### PROBLEM REQUIREMENTS
Look through the data below. Pick out the lines holding the string "title".

Data records
· · · · ·

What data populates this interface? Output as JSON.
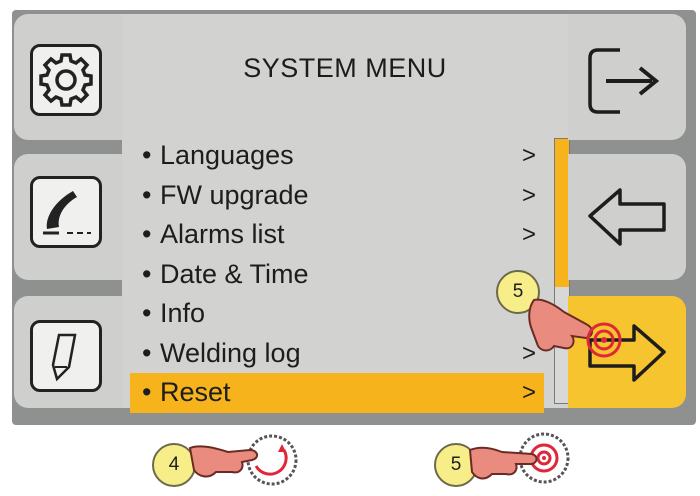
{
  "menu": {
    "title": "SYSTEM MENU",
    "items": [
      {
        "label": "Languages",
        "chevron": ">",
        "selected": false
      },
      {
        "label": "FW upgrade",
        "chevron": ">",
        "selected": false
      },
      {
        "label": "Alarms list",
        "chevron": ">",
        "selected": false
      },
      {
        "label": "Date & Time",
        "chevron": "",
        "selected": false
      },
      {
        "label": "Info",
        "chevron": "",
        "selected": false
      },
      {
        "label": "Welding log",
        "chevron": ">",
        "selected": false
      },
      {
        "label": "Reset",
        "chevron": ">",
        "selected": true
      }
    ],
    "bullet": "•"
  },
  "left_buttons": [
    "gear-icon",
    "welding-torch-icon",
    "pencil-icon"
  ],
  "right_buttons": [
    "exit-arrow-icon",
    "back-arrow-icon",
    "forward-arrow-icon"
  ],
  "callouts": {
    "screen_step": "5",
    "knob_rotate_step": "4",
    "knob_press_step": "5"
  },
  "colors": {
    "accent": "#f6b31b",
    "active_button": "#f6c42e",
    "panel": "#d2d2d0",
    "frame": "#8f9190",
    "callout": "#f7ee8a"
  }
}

· · · · ·

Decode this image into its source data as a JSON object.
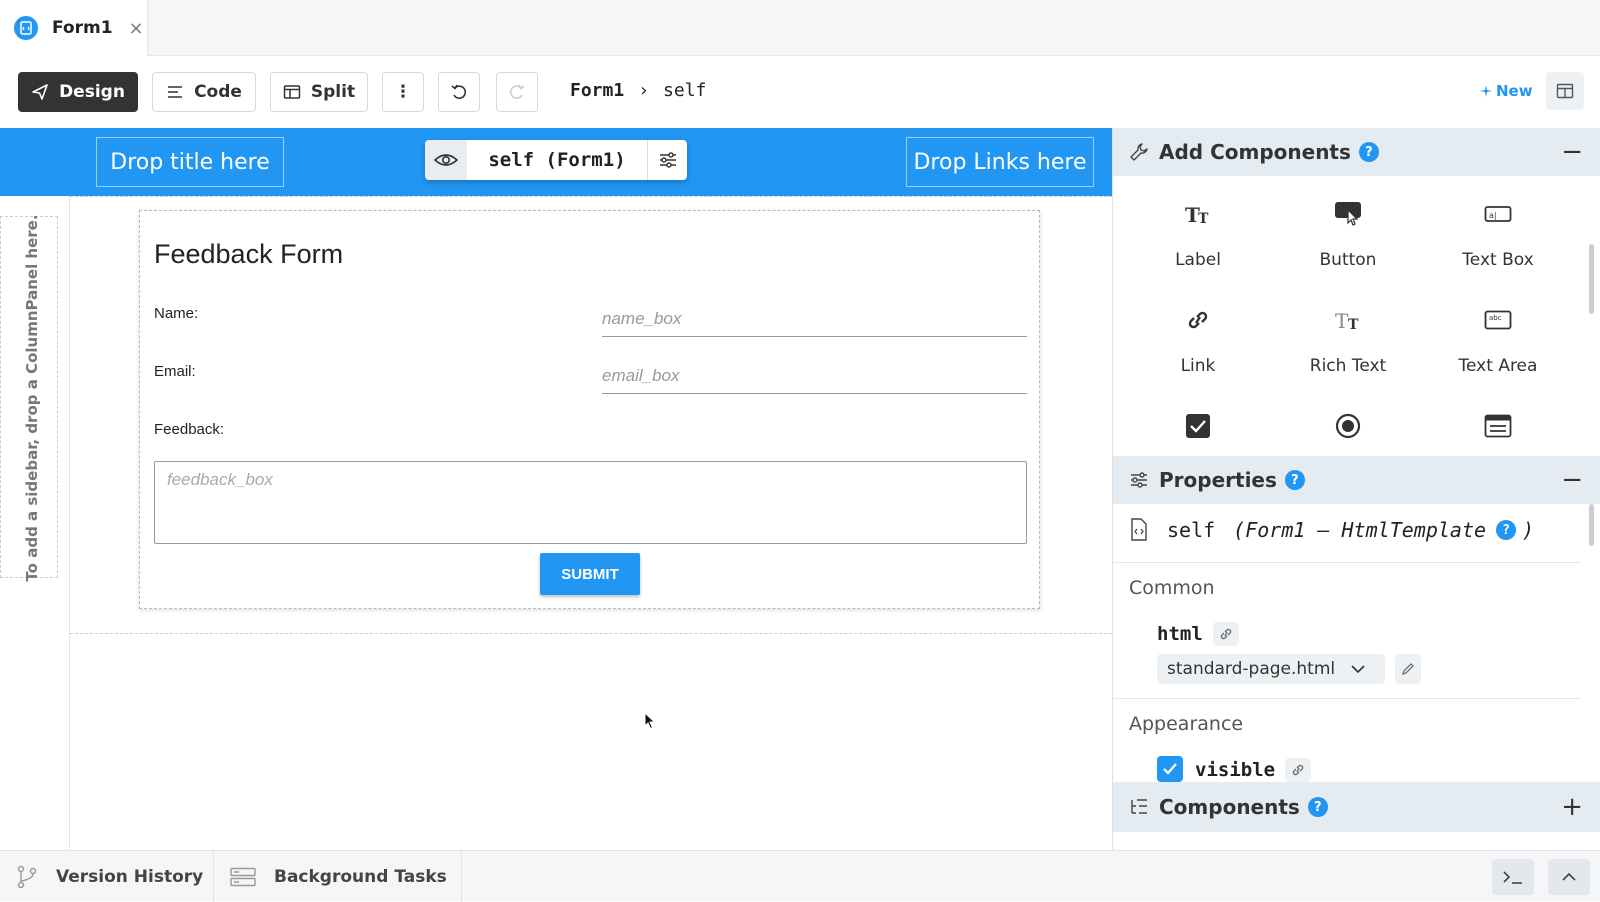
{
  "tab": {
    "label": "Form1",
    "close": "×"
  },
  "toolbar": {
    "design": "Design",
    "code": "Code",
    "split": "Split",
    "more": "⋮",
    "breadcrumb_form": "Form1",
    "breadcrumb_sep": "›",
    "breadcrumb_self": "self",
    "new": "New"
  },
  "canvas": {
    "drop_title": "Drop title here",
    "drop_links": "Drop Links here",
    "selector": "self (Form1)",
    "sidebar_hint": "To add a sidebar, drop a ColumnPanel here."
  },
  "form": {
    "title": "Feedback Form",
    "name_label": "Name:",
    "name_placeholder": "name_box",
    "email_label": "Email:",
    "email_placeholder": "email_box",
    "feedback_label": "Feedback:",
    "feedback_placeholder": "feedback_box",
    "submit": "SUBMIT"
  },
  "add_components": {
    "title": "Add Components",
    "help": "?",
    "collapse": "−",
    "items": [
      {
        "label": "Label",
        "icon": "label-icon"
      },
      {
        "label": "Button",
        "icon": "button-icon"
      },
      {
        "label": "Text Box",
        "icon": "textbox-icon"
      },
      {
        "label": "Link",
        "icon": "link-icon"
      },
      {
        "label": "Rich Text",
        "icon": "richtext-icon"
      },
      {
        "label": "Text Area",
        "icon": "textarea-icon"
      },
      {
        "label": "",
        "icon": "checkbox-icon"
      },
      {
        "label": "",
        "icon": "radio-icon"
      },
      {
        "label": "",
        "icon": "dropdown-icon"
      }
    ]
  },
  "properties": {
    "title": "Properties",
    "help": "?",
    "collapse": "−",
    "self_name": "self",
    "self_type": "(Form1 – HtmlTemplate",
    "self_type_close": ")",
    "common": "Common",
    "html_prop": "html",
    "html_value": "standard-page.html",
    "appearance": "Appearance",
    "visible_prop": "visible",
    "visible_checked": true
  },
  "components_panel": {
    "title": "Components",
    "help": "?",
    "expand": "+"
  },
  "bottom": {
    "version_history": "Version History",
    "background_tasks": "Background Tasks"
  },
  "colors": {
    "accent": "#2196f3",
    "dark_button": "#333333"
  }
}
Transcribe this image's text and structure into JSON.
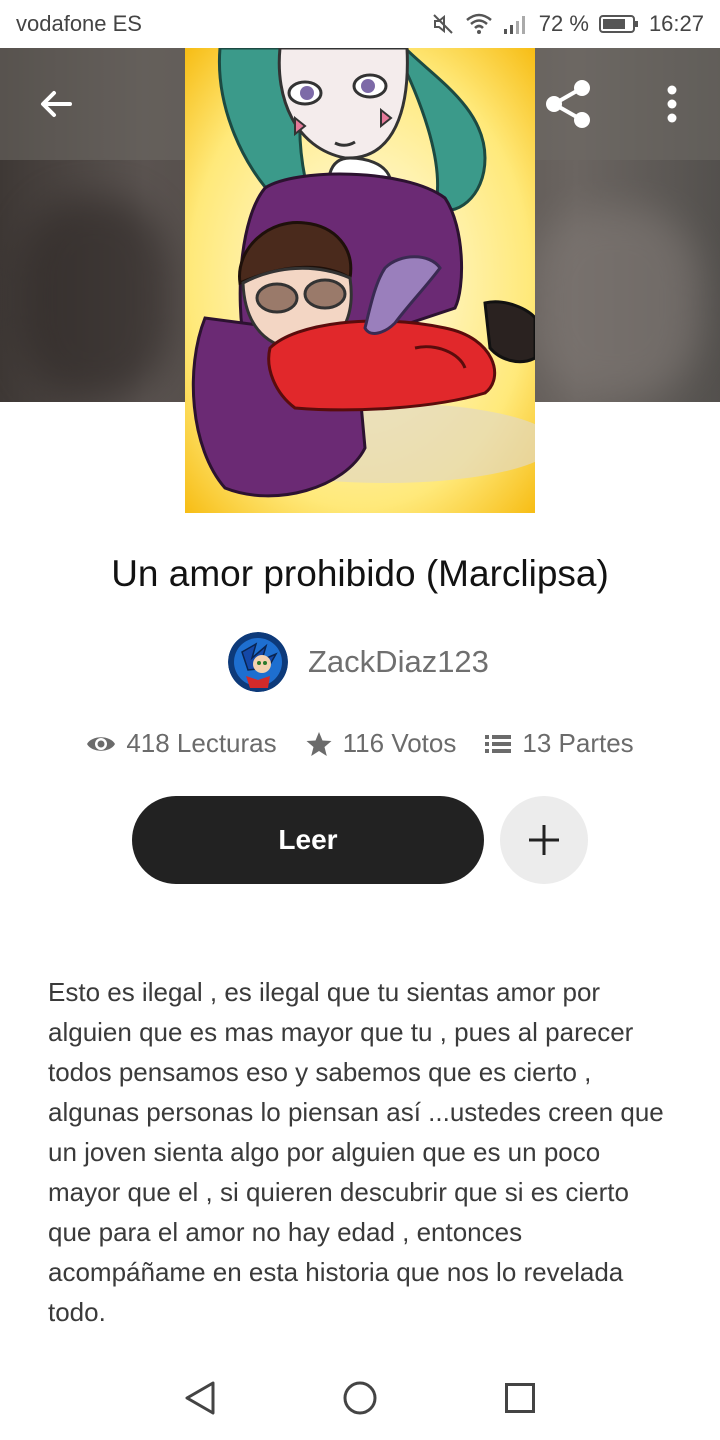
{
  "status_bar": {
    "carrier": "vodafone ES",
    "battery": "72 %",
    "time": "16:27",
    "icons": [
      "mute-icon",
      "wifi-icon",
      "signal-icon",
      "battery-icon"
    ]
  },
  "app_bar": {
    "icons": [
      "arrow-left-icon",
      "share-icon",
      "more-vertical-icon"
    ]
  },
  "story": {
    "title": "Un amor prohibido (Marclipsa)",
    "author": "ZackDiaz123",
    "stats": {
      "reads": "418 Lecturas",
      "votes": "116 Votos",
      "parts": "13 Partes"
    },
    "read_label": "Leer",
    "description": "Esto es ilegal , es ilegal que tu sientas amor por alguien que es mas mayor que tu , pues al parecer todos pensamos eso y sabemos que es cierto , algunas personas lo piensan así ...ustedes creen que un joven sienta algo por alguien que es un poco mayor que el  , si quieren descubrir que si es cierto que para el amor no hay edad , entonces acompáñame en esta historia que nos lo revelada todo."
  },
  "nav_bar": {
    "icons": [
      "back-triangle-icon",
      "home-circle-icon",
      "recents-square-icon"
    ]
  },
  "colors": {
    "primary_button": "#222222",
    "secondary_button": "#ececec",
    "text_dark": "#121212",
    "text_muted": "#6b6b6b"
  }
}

· · · · ·

### OUTPUT FOR THIS EXERCISE
    "title": "SYSTEM MENU",
    "drop_title": "Drop title here",
    "title": "Feedback Form",
    "title": "Add Components",
    "title": "Properties",
    "title": "Components",
    "title": "Un amor prohibido (Marclipsa)",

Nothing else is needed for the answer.